### Challenge
Identify the lines holding "What" and copy them.
--- START Listed entries ---
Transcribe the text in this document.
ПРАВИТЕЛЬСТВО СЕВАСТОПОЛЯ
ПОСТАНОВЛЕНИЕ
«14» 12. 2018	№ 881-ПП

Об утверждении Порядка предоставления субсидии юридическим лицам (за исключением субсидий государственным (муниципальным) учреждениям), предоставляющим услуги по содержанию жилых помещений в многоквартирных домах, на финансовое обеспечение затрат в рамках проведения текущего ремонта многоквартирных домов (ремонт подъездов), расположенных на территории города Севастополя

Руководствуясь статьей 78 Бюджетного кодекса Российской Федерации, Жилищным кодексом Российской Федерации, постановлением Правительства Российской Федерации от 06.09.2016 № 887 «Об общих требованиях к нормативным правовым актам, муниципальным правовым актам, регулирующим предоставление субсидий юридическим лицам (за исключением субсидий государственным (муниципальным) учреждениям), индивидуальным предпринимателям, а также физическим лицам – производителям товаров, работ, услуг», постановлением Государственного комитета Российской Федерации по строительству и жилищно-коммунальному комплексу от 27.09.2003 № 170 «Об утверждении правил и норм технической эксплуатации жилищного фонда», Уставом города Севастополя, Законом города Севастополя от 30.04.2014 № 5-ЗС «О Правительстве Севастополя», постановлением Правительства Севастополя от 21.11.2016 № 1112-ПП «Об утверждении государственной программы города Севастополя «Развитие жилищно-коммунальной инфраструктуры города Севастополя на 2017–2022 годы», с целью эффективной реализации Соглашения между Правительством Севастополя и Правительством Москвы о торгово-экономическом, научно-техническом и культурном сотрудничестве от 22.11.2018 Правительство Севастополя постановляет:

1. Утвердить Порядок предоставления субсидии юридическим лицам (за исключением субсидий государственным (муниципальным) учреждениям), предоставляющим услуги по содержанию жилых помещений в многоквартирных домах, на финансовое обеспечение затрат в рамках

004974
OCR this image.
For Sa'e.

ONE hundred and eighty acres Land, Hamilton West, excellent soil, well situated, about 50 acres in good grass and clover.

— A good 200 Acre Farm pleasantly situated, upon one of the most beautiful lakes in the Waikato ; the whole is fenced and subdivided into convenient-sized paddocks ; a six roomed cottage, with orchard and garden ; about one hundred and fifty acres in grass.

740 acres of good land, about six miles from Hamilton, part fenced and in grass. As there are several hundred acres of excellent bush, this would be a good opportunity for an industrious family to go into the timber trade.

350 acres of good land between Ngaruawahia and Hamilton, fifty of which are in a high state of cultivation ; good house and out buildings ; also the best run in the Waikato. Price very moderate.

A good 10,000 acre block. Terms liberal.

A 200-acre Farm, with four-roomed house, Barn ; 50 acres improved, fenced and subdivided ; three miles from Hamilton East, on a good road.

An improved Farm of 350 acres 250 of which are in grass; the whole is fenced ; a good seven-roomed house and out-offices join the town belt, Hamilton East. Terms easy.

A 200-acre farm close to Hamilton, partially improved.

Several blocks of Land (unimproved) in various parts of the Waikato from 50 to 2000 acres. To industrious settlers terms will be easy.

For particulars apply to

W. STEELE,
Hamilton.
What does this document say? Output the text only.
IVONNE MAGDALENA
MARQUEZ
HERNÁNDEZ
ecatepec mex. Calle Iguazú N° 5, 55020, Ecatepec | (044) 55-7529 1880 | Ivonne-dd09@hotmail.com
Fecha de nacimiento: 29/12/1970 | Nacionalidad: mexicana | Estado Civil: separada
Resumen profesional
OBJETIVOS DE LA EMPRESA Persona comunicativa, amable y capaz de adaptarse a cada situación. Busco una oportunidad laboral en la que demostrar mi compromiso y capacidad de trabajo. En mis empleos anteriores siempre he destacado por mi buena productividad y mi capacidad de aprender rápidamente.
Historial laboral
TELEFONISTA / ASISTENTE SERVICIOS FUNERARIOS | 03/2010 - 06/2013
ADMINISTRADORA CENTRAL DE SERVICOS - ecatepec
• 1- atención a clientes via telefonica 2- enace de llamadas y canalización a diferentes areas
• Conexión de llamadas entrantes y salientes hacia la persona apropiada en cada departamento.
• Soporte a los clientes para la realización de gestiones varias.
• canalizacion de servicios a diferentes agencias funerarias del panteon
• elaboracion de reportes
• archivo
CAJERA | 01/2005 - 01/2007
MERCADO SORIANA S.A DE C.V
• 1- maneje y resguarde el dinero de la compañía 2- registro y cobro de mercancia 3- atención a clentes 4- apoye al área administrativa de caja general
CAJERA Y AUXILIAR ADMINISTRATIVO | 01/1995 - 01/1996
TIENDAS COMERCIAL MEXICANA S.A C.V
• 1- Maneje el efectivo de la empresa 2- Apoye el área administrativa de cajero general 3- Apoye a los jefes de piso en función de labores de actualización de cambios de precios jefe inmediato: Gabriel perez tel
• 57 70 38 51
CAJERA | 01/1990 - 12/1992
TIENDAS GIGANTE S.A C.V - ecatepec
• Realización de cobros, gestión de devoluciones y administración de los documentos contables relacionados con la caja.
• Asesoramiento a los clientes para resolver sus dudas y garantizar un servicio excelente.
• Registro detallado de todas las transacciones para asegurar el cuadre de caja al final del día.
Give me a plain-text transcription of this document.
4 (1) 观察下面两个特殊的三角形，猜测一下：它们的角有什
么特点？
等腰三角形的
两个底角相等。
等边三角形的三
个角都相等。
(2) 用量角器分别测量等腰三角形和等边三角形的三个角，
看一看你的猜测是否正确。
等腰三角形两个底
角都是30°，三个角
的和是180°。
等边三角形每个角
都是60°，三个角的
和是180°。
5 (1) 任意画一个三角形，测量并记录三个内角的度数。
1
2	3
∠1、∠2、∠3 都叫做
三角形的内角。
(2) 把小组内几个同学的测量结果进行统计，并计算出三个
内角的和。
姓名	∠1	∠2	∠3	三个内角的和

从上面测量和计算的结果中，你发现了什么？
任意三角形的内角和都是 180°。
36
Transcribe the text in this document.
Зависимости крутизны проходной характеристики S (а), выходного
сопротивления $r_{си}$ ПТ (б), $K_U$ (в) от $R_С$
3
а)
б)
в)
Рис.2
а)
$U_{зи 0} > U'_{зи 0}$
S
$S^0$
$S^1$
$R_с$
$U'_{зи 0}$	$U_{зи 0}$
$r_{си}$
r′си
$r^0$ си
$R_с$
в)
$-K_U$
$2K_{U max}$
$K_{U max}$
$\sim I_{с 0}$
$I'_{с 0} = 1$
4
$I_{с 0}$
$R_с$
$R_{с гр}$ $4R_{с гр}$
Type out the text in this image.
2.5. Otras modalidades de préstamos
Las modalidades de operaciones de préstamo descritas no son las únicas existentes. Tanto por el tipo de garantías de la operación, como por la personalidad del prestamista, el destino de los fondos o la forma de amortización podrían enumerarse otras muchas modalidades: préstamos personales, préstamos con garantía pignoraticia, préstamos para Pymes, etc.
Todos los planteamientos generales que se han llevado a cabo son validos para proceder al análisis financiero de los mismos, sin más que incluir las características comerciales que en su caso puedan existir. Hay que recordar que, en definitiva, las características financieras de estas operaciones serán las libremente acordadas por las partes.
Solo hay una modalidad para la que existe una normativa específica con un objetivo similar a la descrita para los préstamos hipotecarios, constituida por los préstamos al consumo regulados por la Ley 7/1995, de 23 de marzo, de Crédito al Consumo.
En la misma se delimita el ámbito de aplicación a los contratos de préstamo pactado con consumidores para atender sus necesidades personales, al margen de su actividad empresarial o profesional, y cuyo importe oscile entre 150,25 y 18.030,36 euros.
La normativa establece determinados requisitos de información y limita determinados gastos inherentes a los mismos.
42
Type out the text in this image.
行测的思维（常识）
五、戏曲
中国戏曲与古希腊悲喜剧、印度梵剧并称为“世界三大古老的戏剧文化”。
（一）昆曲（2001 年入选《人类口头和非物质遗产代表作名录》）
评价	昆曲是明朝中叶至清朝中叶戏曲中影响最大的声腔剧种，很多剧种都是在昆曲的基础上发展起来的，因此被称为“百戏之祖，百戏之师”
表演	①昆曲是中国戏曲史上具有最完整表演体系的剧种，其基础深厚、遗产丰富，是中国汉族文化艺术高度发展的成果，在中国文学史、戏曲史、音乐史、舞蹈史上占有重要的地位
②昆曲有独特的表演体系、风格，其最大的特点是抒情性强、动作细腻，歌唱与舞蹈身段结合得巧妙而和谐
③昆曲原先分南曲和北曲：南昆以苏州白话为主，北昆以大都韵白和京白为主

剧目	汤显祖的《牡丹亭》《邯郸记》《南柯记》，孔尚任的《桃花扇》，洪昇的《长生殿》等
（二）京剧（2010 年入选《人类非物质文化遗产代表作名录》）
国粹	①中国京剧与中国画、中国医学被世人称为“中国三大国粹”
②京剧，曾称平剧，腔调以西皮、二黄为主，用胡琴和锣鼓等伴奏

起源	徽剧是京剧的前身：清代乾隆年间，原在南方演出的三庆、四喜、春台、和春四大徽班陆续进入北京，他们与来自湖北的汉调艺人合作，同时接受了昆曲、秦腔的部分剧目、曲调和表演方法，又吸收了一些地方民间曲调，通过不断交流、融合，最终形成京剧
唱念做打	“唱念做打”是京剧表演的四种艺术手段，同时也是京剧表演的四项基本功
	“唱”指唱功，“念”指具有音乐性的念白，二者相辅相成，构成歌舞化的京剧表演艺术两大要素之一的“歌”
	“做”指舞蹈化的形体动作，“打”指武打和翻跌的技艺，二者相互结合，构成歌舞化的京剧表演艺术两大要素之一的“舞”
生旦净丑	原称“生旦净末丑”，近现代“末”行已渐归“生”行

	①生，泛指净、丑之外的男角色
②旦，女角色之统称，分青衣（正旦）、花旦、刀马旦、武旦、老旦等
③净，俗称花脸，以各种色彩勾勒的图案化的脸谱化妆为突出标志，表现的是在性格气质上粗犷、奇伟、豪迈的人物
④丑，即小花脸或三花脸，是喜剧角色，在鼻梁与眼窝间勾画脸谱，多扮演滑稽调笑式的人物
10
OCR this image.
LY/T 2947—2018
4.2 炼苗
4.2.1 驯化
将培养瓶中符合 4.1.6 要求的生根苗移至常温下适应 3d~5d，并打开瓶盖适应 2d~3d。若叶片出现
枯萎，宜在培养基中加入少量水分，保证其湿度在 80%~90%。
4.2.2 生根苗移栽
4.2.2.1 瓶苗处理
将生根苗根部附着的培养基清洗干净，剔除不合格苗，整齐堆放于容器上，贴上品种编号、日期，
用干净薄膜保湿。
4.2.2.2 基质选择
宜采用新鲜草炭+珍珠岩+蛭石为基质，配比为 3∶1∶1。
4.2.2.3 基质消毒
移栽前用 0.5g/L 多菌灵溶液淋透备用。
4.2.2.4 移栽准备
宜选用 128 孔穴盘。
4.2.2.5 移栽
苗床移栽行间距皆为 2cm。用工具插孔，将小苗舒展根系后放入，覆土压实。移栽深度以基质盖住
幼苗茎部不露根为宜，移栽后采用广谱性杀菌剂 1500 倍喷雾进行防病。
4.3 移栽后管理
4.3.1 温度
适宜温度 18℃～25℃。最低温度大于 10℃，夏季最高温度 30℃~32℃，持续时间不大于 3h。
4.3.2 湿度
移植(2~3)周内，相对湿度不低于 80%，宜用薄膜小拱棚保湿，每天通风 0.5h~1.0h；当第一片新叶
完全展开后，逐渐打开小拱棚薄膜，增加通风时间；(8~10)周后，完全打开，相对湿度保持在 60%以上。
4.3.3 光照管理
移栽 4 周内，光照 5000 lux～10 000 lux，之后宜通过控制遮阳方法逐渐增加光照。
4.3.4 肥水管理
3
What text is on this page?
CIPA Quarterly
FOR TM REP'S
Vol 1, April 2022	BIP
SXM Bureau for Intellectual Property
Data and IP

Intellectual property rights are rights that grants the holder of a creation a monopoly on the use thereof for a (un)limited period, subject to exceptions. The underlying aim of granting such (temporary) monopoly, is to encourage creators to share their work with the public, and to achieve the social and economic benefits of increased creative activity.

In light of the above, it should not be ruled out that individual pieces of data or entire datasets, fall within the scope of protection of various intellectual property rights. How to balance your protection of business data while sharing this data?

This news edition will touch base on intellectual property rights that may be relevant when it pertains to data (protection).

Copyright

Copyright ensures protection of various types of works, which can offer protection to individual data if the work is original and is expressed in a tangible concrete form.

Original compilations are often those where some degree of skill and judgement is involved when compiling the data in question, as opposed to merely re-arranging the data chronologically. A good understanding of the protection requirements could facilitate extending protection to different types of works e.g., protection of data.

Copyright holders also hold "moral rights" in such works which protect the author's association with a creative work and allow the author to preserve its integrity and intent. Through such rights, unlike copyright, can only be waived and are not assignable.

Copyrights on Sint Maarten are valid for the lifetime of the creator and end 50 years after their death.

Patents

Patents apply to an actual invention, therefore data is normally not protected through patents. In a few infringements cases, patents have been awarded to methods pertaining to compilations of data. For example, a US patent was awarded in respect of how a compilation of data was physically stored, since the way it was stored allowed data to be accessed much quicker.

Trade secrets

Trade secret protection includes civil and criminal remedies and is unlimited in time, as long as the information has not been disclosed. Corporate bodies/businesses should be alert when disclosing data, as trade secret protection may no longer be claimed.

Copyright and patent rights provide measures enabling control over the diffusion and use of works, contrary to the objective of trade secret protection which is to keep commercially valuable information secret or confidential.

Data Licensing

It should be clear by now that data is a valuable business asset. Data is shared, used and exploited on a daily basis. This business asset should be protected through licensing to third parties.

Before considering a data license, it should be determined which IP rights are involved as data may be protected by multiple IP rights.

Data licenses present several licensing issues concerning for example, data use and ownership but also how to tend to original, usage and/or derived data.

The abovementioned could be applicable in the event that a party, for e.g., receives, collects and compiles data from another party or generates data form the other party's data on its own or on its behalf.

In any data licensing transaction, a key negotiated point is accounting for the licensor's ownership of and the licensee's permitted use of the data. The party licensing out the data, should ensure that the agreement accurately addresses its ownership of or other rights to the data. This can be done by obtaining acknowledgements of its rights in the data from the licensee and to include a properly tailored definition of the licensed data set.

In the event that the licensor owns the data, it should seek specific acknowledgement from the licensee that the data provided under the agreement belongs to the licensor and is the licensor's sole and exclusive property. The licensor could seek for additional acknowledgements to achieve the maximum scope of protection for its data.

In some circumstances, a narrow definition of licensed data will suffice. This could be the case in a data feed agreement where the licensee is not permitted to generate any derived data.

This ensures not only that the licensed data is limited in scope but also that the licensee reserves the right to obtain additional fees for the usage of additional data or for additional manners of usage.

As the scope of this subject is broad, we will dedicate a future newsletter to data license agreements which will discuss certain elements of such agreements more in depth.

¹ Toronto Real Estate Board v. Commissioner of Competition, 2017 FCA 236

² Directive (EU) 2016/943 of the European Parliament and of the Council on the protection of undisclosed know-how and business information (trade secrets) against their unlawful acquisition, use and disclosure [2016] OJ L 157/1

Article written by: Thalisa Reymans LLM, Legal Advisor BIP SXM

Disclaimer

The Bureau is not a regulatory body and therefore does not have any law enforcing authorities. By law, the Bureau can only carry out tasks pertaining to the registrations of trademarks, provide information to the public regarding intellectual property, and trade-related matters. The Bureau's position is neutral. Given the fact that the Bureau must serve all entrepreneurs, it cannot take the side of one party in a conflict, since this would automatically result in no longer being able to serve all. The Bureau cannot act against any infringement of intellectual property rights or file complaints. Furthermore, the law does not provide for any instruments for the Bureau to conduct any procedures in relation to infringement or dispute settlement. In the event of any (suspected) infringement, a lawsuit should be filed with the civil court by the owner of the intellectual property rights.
--- END Listed entries ---
### Right answer
What does this document say? Output the text only.
What text is on this page?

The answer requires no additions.